- THE REQUEST -
Repeat the whole listing below, word for word.

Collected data
┄┄┄┄┄┄┄┄┄┄

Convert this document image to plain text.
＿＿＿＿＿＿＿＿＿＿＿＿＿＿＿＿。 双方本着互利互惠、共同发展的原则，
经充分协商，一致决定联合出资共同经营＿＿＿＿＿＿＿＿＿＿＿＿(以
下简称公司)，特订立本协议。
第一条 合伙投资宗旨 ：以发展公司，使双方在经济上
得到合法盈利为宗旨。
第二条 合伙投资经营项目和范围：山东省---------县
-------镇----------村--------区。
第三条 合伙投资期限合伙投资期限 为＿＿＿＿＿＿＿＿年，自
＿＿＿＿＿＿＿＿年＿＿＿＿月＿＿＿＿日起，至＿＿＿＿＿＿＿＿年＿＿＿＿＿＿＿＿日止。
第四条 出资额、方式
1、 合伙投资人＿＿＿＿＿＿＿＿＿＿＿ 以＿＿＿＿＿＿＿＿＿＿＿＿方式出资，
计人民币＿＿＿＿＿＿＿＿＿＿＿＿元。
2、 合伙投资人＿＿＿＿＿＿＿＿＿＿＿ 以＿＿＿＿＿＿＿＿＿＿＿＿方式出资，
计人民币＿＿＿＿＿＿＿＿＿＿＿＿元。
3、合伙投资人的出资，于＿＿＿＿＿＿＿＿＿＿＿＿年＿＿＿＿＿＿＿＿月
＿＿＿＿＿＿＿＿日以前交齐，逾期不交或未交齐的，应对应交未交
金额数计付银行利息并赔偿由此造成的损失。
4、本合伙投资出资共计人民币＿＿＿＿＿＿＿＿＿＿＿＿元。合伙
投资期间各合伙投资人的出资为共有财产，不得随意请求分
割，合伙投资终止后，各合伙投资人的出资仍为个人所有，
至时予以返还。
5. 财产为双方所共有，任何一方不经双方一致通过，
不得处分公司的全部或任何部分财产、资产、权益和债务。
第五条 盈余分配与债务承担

┄┄┄┄┄┄┄┄┄┄

- SOLUTION -
Convert this document image to plain text.
＿＿＿＿＿＿＿＿＿＿＿＿＿＿＿＿。 双方本着互利互惠、共同发展的原则，
经充分协商，一致决定联合出资共同经营＿＿＿＿＿＿＿＿＿＿＿＿(以
下简称公司)，特订立本协议。
第一条 合伙投资宗旨 ：以发展公司，使双方在经济上
得到合法盈利为宗旨。
第二条 合伙投资经营项目和范围：山东省---------县
-------镇----------村--------区。
第三条 合伙投资期限合伙投资期限 为＿＿＿＿＿＿＿＿年，自
＿＿＿＿＿＿＿＿年＿＿＿＿月＿＿＿＿日起，至＿＿＿＿＿＿＿＿年＿＿＿＿＿＿＿＿日止。
第四条 出资额、方式
1、 合伙投资人＿＿＿＿＿＿＿＿＿＿＿ 以＿＿＿＿＿＿＿＿＿＿＿＿方式出资，
计人民币＿＿＿＿＿＿＿＿＿＿＿＿元。
2、 合伙投资人＿＿＿＿＿＿＿＿＿＿＿ 以＿＿＿＿＿＿＿＿＿＿＿＿方式出资，
计人民币＿＿＿＿＿＿＿＿＿＿＿＿元。
3、合伙投资人的出资，于＿＿＿＿＿＿＿＿＿＿＿＿年＿＿＿＿＿＿＿＿月
＿＿＿＿＿＿＿＿日以前交齐，逾期不交或未交齐的，应对应交未交
金额数计付银行利息并赔偿由此造成的损失。
4、本合伙投资出资共计人民币＿＿＿＿＿＿＿＿＿＿＿＿元。合伙
投资期间各合伙投资人的出资为共有财产，不得随意请求分
割，合伙投资终止后，各合伙投资人的出资仍为个人所有，
至时予以返还。
5. 财产为双方所共有，任何一方不经双方一致通过，
不得处分公司的全部或任何部分财产、资产、权益和债务。
第五条 盈余分配与债务承担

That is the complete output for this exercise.